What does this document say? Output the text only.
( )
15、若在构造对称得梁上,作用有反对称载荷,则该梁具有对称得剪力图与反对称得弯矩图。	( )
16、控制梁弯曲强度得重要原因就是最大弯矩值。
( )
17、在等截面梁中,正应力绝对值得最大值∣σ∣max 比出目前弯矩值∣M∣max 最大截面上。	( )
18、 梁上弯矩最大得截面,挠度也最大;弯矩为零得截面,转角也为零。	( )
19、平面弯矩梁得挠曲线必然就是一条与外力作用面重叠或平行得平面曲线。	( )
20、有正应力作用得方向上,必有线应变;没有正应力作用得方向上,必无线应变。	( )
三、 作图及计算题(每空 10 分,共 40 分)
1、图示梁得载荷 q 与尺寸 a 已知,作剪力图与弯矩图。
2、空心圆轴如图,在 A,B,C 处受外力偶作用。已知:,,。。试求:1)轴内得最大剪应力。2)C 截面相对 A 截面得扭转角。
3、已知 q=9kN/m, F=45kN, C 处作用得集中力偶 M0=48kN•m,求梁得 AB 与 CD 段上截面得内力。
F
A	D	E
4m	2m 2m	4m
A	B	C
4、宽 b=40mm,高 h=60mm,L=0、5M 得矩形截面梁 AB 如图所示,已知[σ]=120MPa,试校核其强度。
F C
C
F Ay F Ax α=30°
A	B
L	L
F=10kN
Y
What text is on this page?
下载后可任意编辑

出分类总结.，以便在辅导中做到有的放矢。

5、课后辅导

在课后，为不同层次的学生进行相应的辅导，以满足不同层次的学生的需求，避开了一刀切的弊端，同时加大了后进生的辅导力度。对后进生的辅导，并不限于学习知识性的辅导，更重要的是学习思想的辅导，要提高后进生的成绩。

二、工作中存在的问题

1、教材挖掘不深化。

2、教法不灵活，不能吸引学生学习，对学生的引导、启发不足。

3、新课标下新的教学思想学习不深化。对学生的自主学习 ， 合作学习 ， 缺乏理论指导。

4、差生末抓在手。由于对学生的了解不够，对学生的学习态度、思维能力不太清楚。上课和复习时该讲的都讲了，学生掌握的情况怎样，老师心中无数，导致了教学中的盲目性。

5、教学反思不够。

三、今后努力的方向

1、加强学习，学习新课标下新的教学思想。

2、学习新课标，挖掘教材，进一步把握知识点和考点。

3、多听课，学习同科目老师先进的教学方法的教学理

————————

Extract all of the data shown above and repeat it verbatim.

→ Task solution
What does this document say? Output the text only.
( )
15、若在构造对称得梁上,作用有反对称载荷,则该梁具有对称得剪力图与反对称得弯矩图。	( )
16、控制梁弯曲强度得重要原因就是最大弯矩值。
( )
17、在等截面梁中,正应力绝对值得最大值∣σ∣max 比出目前弯矩值∣M∣max 最大截面上。	( )
18、 梁上弯矩最大得截面,挠度也最大;弯矩为零得截面,转角也为零。	( )
19、平面弯矩梁得挠曲线必然就是一条与外力作用面重叠或平行得平面曲线。	( )
20、有正应力作用得方向上,必有线应变;没有正应力作用得方向上,必无线应变。	( )
三、 作图及计算题(每空 10 分,共 40 分)
1、图示梁得载荷 q 与尺寸 a 已知,作剪力图与弯矩图。
2、空心圆轴如图,在 A,B,C 处受外力偶作用。已知:,,。。试求:1)轴内得最大剪应力。2)C 截面相对 A 截面得扭转角。
3、已知 q=9kN/m, F=45kN, C 处作用得集中力偶 M0=48kN•m,求梁得 AB 与 CD 段上截面得内力。
F
A	D	E
4m	2m 2m	4m
A	B	C
4、宽 b=40mm,高 h=60mm,L=0、5M 得矩形截面梁 AB 如图所示,已知[σ]=120MPa,试校核其强度。
F C
C
F Ay F Ax α=30°
A	B
L	L
F=10kN
Y
What text is on this page?
下载后可任意编辑

出分类总结.，以便在辅导中做到有的放矢。

5、课后辅导

在课后，为不同层次的学生进行相应的辅导，以满足不同层次的学生的需求，避开了一刀切的弊端，同时加大了后进生的辅导力度。对后进生的辅导，并不限于学习知识性的辅导，更重要的是学习思想的辅导，要提高后进生的成绩。

二、工作中存在的问题

1、教材挖掘不深化。

2、教法不灵活，不能吸引学生学习，对学生的引导、启发不足。

3、新课标下新的教学思想学习不深化。对学生的自主学习 ， 合作学习 ， 缺乏理论指导。

4、差生末抓在手。由于对学生的了解不够，对学生的学习态度、思维能力不太清楚。上课和复习时该讲的都讲了，学生掌握的情况怎样，老师心中无数，导致了教学中的盲目性。

5、教学反思不够。

三、今后努力的方向

1、加强学习，学习新课标下新的教学思想。

2、学习新课标，挖掘教材，进一步把握知识点和考点。

3、多听课，学习同科目老师先进的教学方法的教学理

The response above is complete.